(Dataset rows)
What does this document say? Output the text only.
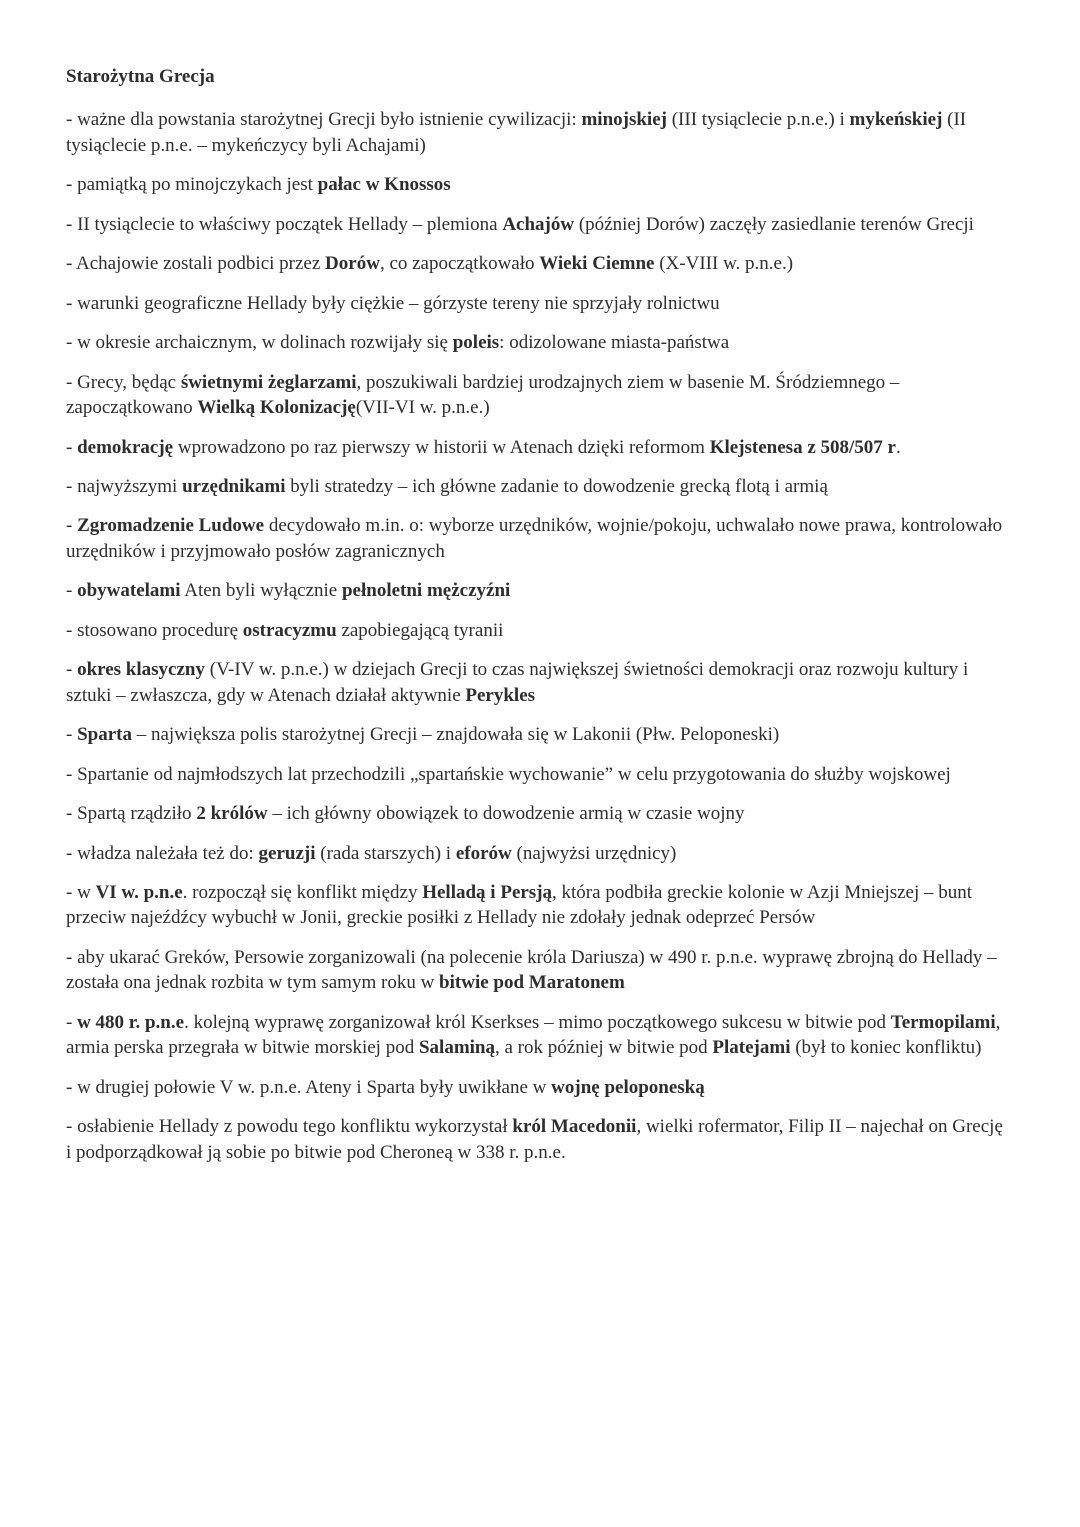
Starożytna Grecja

- ważne dla powstania starożytnej Grecji było istnienie cywilizacji: minojskiej (III tysiąclecie p.n.e.) i mykeńskiej (II tysiąclecie p.n.e. – mykeńczycy byli Achajami)

- pamiątką po minojczykach jest pałac w Knossos

- II tysiąclecie to właściwy początek Hellady – plemiona Achajów (później Dorów) zaczęły zasiedlanie terenów Grecji

- Achajowie zostali podbici przez Dorów, co zapoczątkowało Wieki Ciemne (X-VIII w. p.n.e.)

- warunki geograficzne Hellady były ciężkie – górzyste tereny nie sprzyjały rolnictwu

- w okresie archaicznym, w dolinach rozwijały się poleis: odizolowane miasta-państwa

- Grecy, będąc świetnymi żeglarzami, poszukiwali bardziej urodzajnych ziem w basenie M. Śródziemnego – zapoczątkowano Wielką Kolonizację(VII-VI w. p.n.e.)

- demokrację wprowadzono po raz pierwszy w historii w Atenach dzięki reformom Klejstenesa z 508/507 r.

- najwyższymi urzędnikami byli stratedzy – ich główne zadanie to dowodzenie grecką flotą i armią

- Zgromadzenie Ludowe decydowało m.in. o: wyborze urzędników, wojnie/pokoju, uchwalało nowe prawa, kontrolowało urzędników i przyjmowało posłów zagranicznych

- obywatelami Aten byli wyłącznie pełnoletni mężczyźni

- stosowano procedurę ostracyzmu zapobiegającą tyranii

- okres klasyczny (V-IV w. p.n.e.) w dziejach Grecji to czas największej świetności demokracji oraz rozwoju kultury i sztuki – zwłaszcza, gdy w Atenach działał aktywnie Perykles

- Sparta – największa polis starożytnej Grecji – znajdowała się w Lakonii (Płw. Peloponeski)

- Spartanie od najmłodszych lat przechodzili „spartańskie wychowanie” w celu przygotowania do służby wojskowej

- Spartą rządziło 2 królów – ich główny obowiązek to dowodzenie armią w czasie wojny

- władza należała też do: geruzji (rada starszych) i eforów (najwyżsi urzędnicy)

- w VI w. p.n.e. rozpoczął się konflikt między Helladą i Persją, która podbiła greckie kolonie w Azji Mniejszej – bunt przeciw najeźdźcy wybuchł w Jonii, greckie posiłki z Hellady nie zdołały jednak odeprzeć Persów

- aby ukarać Greków, Persowie zorganizowali (na polecenie króla Dariusza) w 490 r. p.n.e. wyprawę zbrojną do Hellady – została ona jednak rozbita w tym samym roku w bitwie pod Maratonem

- w 480 r. p.n.e. kolejną wyprawę zorganizował król Kserkses – mimo początkowego sukcesu w bitwie pod Termopilami, armia perska przegrała w bitwie morskiej pod Salaminą, a rok później w bitwie pod Platejami (był to koniec konfliktu)

- w drugiej połowie V w. p.n.e. Ateny i Sparta były uwikłane w wojnę peloponeską

- osłabienie Hellady z powodu tego konfliktu wykorzystał król Macedonii, wielki rofermator, Filip II – najechał on Grecję i podporządkował ją sobie po bitwie pod Cheroneą w 338 r. p.n.e.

§ What this task involves
Output all of the records exactly as they appear above, but not the pictures.

§ Exercise answer
What does this document say? Output the text only.
Starożytna Grecja

- ważne dla powstania starożytnej Grecji było istnienie cywilizacji: minojskiej (III tysiąclecie p.n.e.) i mykeńskiej (II tysiąclecie p.n.e. – mykeńczycy byli Achajami)

- pamiątką po minojczykach jest pałac w Knossos

- II tysiąclecie to właściwy początek Hellady – plemiona Achajów (później Dorów) zaczęły zasiedlanie terenów Grecji

- Achajowie zostali podbici przez Dorów, co zapoczątkowało Wieki Ciemne (X-VIII w. p.n.e.)

- warunki geograficzne Hellady były ciężkie – górzyste tereny nie sprzyjały rolnictwu

- w okresie archaicznym, w dolinach rozwijały się poleis: odizolowane miasta-państwa

- Grecy, będąc świetnymi żeglarzami, poszukiwali bardziej urodzajnych ziem w basenie M. Śródziemnego – zapoczątkowano Wielką Kolonizację(VII-VI w. p.n.e.)

- demokrację wprowadzono po raz pierwszy w historii w Atenach dzięki reformom Klejstenesa z 508/507 r.

- najwyższymi urzędnikami byli stratedzy – ich główne zadanie to dowodzenie grecką flotą i armią

- Zgromadzenie Ludowe decydowało m.in. o: wyborze urzędników, wojnie/pokoju, uchwalało nowe prawa, kontrolowało urzędników i przyjmowało posłów zagranicznych

- obywatelami Aten byli wyłącznie pełnoletni mężczyźni

- stosowano procedurę ostracyzmu zapobiegającą tyranii

- okres klasyczny (V-IV w. p.n.e.) w dziejach Grecji to czas największej świetności demokracji oraz rozwoju kultury i sztuki – zwłaszcza, gdy w Atenach działał aktywnie Perykles

- Sparta – największa polis starożytnej Grecji – znajdowała się w Lakonii (Płw. Peloponeski)

- Spartanie od najmłodszych lat przechodzili „spartańskie wychowanie” w celu przygotowania do służby wojskowej

- Spartą rządziło 2 królów – ich główny obowiązek to dowodzenie armią w czasie wojny

- władza należała też do: geruzji (rada starszych) i eforów (najwyżsi urzędnicy)

- w VI w. p.n.e. rozpoczął się konflikt między Helladą i Persją, która podbiła greckie kolonie w Azji Mniejszej – bunt przeciw najeźdźcy wybuchł w Jonii, greckie posiłki z Hellady nie zdołały jednak odeprzeć Persów

- aby ukarać Greków, Persowie zorganizowali (na polecenie króla Dariusza) w 490 r. p.n.e. wyprawę zbrojną do Hellady – została ona jednak rozbita w tym samym roku w bitwie pod Maratonem

- w 480 r. p.n.e. kolejną wyprawę zorganizował król Kserkses – mimo początkowego sukcesu w bitwie pod Termopilami, armia perska przegrała w bitwie morskiej pod Salaminą, a rok później w bitwie pod Platejami (był to koniec konfliktu)

- w drugiej połowie V w. p.n.e. Ateny i Sparta były uwikłane w wojnę peloponeską

- osłabienie Hellady z powodu tego konfliktu wykorzystał król Macedonii, wielki rofermator, Filip II – najechał on Grecję i podporządkował ją sobie po bitwie pod Cheroneą w 338 r. p.n.e.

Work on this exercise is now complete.